----- EXERCISE MATERIAL -----

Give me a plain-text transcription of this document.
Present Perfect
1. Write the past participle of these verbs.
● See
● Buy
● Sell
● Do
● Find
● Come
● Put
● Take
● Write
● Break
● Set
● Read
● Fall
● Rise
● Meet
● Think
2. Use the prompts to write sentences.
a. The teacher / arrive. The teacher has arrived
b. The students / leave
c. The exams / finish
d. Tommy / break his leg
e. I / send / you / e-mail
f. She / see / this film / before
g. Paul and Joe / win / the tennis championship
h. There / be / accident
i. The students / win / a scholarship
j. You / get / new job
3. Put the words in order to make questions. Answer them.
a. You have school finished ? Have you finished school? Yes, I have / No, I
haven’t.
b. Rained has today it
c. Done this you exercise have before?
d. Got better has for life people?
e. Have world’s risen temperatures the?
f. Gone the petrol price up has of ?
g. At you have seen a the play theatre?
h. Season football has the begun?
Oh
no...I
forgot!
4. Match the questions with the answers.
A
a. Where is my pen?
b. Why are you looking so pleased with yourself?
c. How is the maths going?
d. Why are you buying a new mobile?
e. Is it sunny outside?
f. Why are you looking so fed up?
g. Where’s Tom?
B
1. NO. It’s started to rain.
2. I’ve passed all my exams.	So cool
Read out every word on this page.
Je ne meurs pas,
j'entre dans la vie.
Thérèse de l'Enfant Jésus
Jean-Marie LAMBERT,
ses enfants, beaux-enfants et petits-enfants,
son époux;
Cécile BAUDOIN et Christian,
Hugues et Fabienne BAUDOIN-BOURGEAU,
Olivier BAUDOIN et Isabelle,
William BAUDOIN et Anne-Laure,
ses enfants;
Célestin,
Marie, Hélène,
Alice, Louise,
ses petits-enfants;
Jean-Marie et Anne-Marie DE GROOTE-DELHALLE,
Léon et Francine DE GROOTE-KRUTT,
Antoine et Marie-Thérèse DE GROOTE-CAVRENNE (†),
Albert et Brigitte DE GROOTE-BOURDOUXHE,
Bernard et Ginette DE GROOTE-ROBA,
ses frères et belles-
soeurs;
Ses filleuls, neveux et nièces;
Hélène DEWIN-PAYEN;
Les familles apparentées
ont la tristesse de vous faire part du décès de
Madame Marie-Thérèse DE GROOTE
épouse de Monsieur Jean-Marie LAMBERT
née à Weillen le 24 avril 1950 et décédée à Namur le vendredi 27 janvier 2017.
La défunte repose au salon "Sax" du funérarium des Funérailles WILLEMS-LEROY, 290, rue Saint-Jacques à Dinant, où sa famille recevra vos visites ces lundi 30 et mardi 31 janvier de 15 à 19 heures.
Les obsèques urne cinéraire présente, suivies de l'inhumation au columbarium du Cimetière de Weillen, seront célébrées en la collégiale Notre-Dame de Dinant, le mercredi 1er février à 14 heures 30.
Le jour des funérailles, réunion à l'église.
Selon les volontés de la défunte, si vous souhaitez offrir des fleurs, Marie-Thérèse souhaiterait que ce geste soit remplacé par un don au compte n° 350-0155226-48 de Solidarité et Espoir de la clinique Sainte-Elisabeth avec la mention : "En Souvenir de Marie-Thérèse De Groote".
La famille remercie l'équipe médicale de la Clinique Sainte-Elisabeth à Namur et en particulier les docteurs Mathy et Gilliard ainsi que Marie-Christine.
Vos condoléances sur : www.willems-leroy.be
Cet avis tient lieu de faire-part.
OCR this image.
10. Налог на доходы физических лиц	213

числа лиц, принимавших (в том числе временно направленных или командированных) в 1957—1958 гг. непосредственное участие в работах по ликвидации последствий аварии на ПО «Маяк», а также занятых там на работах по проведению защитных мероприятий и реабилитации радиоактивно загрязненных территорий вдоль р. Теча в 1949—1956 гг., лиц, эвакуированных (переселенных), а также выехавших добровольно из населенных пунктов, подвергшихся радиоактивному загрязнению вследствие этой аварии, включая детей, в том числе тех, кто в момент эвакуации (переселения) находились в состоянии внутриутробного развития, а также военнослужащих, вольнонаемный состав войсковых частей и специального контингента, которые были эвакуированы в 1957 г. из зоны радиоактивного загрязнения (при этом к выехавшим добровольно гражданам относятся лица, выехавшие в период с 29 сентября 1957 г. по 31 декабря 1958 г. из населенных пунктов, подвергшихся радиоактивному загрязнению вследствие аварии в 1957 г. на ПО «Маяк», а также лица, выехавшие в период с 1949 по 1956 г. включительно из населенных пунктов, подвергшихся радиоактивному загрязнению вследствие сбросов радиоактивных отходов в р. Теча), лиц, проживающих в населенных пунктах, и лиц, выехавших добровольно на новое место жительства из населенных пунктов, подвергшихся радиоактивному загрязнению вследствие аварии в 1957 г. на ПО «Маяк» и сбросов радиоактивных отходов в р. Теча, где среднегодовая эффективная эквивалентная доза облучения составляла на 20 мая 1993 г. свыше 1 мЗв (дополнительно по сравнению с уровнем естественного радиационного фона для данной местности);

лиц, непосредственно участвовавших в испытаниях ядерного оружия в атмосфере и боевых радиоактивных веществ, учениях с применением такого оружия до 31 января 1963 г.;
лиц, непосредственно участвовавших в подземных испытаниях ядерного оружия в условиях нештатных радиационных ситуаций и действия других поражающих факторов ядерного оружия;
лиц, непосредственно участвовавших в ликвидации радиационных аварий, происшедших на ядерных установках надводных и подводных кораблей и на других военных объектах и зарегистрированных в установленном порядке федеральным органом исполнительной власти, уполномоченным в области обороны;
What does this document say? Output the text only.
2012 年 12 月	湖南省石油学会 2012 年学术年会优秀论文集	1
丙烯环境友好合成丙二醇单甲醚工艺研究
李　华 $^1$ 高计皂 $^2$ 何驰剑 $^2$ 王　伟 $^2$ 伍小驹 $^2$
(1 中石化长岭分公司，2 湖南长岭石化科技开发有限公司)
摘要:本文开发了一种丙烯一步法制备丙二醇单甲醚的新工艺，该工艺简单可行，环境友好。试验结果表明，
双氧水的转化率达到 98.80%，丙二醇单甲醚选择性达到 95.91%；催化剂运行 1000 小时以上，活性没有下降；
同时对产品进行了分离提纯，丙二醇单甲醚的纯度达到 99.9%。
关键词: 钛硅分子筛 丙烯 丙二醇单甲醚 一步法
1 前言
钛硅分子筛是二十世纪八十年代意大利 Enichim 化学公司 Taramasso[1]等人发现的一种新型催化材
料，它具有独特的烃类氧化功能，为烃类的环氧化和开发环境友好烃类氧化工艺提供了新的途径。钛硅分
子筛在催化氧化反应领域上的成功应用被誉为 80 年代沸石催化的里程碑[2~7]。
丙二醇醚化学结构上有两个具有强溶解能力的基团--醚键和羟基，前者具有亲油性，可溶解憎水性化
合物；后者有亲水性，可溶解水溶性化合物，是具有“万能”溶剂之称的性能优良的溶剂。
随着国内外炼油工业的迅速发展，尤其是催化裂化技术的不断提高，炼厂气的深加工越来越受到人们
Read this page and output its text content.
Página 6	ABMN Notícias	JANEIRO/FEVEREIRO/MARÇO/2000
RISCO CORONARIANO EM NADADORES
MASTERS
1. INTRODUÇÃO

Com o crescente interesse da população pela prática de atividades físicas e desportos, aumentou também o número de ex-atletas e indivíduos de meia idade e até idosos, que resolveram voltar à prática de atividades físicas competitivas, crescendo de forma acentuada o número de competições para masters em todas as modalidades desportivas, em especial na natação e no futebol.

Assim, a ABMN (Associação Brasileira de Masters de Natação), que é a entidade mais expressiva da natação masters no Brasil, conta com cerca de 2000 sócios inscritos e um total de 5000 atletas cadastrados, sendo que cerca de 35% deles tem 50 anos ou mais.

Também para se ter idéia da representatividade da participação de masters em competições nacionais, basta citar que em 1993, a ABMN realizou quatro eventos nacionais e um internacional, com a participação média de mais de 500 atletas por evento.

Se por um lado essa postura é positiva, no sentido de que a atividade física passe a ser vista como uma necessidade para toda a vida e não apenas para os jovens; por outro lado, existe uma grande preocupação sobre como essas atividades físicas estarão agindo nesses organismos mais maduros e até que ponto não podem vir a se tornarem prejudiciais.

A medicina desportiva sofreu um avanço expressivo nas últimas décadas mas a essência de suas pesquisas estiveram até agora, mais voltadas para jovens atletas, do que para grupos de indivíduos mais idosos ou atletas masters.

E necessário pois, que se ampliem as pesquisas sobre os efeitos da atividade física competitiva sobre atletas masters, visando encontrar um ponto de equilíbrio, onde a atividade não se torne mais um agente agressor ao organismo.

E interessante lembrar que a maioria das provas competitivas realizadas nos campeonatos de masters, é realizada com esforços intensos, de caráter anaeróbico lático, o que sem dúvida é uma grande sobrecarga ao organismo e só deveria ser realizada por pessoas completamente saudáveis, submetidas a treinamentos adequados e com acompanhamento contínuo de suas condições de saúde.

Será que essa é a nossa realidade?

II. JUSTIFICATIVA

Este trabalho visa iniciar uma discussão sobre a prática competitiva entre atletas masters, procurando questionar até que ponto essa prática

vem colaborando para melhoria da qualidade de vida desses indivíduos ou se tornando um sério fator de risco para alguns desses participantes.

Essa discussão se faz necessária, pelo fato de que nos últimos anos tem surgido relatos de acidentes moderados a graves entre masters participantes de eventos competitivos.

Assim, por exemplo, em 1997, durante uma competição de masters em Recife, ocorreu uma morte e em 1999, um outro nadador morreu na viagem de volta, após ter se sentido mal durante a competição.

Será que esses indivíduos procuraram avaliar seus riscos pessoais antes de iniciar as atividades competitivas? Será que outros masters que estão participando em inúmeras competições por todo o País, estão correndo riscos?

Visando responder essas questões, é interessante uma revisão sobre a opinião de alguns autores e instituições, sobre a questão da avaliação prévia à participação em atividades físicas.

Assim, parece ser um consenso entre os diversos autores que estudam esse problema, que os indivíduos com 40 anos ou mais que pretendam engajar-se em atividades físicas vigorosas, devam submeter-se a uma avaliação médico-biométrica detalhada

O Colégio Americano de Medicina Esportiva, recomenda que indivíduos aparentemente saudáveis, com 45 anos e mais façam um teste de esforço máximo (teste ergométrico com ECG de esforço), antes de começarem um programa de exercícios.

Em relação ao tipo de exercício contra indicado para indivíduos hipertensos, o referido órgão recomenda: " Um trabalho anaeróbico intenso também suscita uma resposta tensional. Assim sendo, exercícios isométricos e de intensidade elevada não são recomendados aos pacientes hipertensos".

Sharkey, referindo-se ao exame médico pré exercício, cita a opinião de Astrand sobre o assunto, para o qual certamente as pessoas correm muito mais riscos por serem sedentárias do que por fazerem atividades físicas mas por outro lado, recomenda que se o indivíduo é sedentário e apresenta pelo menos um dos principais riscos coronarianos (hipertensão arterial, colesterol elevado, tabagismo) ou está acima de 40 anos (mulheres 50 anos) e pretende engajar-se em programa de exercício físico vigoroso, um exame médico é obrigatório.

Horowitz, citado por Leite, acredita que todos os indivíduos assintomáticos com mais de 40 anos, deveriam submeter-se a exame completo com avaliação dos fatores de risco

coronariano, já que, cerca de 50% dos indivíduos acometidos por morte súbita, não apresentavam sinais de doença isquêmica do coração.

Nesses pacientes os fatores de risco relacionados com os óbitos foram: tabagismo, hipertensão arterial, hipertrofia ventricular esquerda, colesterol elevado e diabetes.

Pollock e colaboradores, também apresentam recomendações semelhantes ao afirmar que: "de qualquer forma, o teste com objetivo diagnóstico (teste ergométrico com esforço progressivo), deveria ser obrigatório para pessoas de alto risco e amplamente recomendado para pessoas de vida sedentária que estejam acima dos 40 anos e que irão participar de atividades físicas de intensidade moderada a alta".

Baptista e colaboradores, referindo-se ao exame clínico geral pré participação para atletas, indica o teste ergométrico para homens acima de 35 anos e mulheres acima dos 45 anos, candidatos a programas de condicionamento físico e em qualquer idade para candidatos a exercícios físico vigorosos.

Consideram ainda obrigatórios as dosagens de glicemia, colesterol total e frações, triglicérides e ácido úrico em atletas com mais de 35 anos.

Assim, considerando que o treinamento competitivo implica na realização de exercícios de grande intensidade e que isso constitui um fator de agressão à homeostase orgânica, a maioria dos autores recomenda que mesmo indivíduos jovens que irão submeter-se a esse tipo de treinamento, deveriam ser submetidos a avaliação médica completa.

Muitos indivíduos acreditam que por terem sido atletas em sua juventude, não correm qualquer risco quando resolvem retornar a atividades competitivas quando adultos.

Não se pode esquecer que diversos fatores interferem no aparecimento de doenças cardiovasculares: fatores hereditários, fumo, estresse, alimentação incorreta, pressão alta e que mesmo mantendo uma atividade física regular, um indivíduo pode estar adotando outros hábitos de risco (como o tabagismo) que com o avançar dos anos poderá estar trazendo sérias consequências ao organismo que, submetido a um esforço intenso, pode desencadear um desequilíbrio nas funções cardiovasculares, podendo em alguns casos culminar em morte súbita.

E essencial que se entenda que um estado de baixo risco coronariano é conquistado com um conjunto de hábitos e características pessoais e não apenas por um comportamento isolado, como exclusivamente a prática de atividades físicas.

-----

→ WRITTEN EXERCISE
Provide the count, and nothing else, of lines in the data above where the word "document" occurs.

→ EXERCISE RESULT
2